Give the number of lines that contain the string "쌀가공식품", please, and nothing else.

☆ ☆ ☆ ☆ ☆ ☆ ☆

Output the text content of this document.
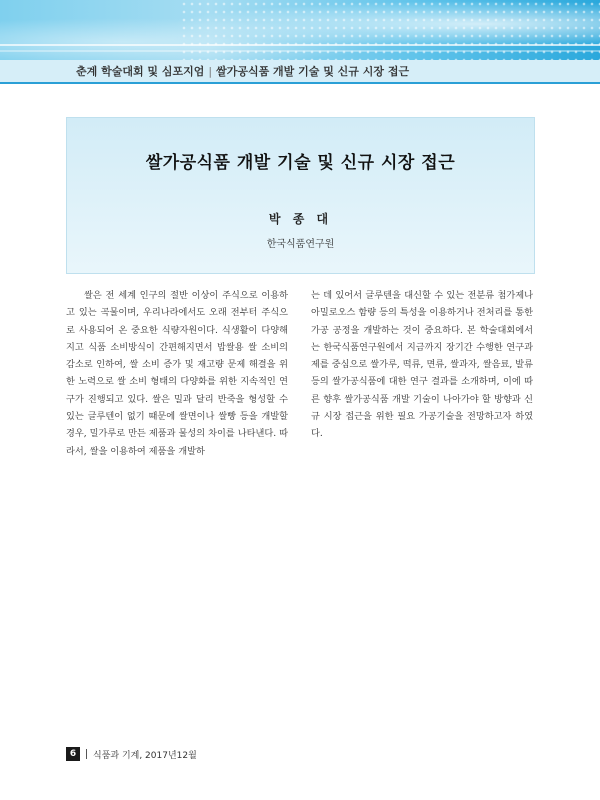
춘계 학술대회 및 심포지엄 | 쌀가공식품 개발 기술 및 신규 시장 접근
쌀가공식품 개발 기술 및 신규 시장 접근
박 종 대
한국식품연구원
쌀은 전 세계 인구의 절반 이상이 주식으로 이용하고 있는 곡물이며, 우리나라에서도 오래 전부터 주식으로 사용되어 온 중요한 식량자원이다. 식생활이 다양해지고 식품 소비방식이 간편해지면서 밥쌀용 쌀 소비의 감소로 인하여, 쌀 소비 증가 및 재고량 문제 해결을 위한 노력으로 쌀 소비 형태의 다양화를 위한 지속적인 연구가 진행되고 있다. 쌀은 밀과 달리 반죽을 형성할 수 있는 글루텐이 없기 때문에 쌀면이나 쌀빵 등을 개발할 경우, 밀가루로 만든 제품과 물성의 차이를 나타낸다. 따라서, 쌀을 이용하여 제품을 개발하
는 데 있어서 글루텐을 대신할 수 있는 전분류 첨가제나 아밀로오스 함량 등의 특성을 이용하거나 전처리를 통한 가공 공정을 개발하는 것이 중요하다. 본 학술대회에서는 한국식품연구원에서 지금까지 장기간 수행한 연구과제를 중심으로 쌀가루, 떡류, 면류, 쌀과자, 쌀음료, 발류 등의 쌀가공식품에 대한 연구 결과를 소개하며, 이에 따른 향후 쌀가공식품 개발 기술이 나아가야 할 방향과 신규 시장 접근을 위한 필요 가공기술을 전망하고자 하였다.
6	식품과 기계, 2017년12월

☆ ☆ ☆ ☆ ☆ ☆ ☆

(Response to this task): 3